Exercise brief: Please write the listing below out again exactly, leaving every picture behind.

Listed records:

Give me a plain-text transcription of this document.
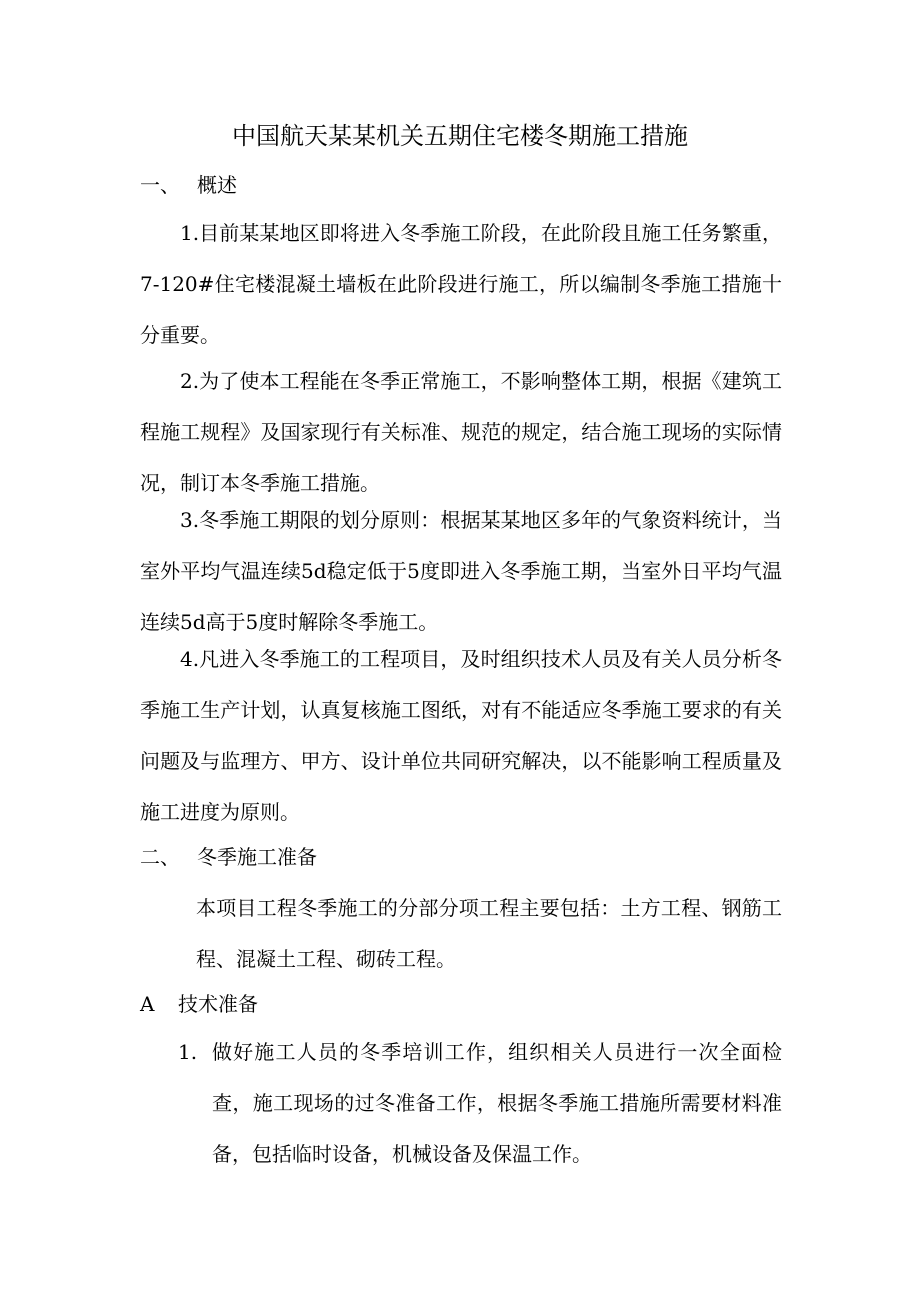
中国航天某某机关五期住宅楼冬期施工措施
一、 概述

1.目前某某地区即将进入冬季施工阶段，在此阶段且施工任务繁重，7-120#住宅楼混凝土墙板在此阶段进行施工，所以编制冬季施工措施十分重要。

2.为了使本工程能在冬季正常施工，不影响整体工期，根据《建筑工程施工规程》及国家现行有关标准、规范的规定，结合施工现场的实际情况，制订本冬季施工措施。

3.冬季施工期限的划分原则：根据某某地区多年的气象资料统计，当室外平均气温连续5d稳定低于5度即进入冬季施工期，当室外日平均气温连续5d高于5度时解除冬季施工。

4.凡进入冬季施工的工程项目，及时组织技术人员及有关人员分析冬季施工生产计划，认真复核施工图纸，对有不能适应冬季施工要求的有关问题及与监理方、甲方、设计单位共同研究解决，以不能影响工程质量及施工进度为原则。

二、 冬季施工准备

本项目工程冬季施工的分部分项工程主要包括：土方工程、钢筋工程、混凝土工程、砌砖工程。

A 技术准备
1. 做好施工人员的冬季培训工作，组织相关人员进行一次全面检查，施工现场的过冬准备工作，根据冬季施工措施所需要材料准备，包括临时设备，机械设备及保温工作。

Solution to the exercise:
Give me a plain-text transcription of this document.
中国航天某某机关五期住宅楼冬期施工措施
一、 概述

1.目前某某地区即将进入冬季施工阶段，在此阶段且施工任务繁重，7-120#住宅楼混凝土墙板在此阶段进行施工，所以编制冬季施工措施十分重要。

2.为了使本工程能在冬季正常施工，不影响整体工期，根据《建筑工程施工规程》及国家现行有关标准、规范的规定，结合施工现场的实际情况，制订本冬季施工措施。

3.冬季施工期限的划分原则：根据某某地区多年的气象资料统计，当室外平均气温连续5d稳定低于5度即进入冬季施工期，当室外日平均气温连续5d高于5度时解除冬季施工。

4.凡进入冬季施工的工程项目，及时组织技术人员及有关人员分析冬季施工生产计划，认真复核施工图纸，对有不能适应冬季施工要求的有关问题及与监理方、甲方、设计单位共同研究解决，以不能影响工程质量及施工进度为原则。

二、 冬季施工准备

本项目工程冬季施工的分部分项工程主要包括：土方工程、钢筋工程、混凝土工程、砌砖工程。

A 技术准备
1. 做好施工人员的冬季培训工作，组织相关人员进行一次全面检查，施工现场的过冬准备工作，根据冬季施工措施所需要材料准备，包括临时设备，机械设备及保温工作。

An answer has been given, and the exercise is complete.